• [YOUR OBJECTIVE] Locate every line that holds the string "基壇階段式" and copy it.

════════════════════

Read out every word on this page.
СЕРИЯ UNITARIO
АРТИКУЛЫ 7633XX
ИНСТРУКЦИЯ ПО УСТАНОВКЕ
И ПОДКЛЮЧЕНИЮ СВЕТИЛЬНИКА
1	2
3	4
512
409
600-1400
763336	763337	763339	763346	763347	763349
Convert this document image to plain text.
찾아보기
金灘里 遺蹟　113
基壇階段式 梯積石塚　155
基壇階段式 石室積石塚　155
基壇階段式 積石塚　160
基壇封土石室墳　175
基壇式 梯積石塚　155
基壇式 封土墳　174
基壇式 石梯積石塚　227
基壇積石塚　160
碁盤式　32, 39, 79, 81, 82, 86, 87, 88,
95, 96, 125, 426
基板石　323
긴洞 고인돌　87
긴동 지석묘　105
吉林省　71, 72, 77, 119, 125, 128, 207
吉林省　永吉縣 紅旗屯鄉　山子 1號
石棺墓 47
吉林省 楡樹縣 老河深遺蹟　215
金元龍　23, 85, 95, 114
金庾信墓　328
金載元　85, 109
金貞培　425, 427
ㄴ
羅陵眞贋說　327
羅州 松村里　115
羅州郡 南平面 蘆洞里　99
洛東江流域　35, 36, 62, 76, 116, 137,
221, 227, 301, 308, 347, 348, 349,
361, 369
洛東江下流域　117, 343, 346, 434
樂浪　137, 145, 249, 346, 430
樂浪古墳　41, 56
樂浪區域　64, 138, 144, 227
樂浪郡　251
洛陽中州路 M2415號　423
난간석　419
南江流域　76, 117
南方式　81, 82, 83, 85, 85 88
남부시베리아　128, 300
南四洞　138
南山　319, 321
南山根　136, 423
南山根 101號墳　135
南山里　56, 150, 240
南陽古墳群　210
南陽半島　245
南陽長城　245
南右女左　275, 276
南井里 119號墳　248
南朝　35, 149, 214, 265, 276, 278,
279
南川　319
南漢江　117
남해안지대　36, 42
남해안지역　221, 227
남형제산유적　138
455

════════════════════

• [WRITTEN RESPONSE]
基壇階段式 梯積石塚　155
基壇階段式 石室積石塚　155
基壇階段式 積石塚　160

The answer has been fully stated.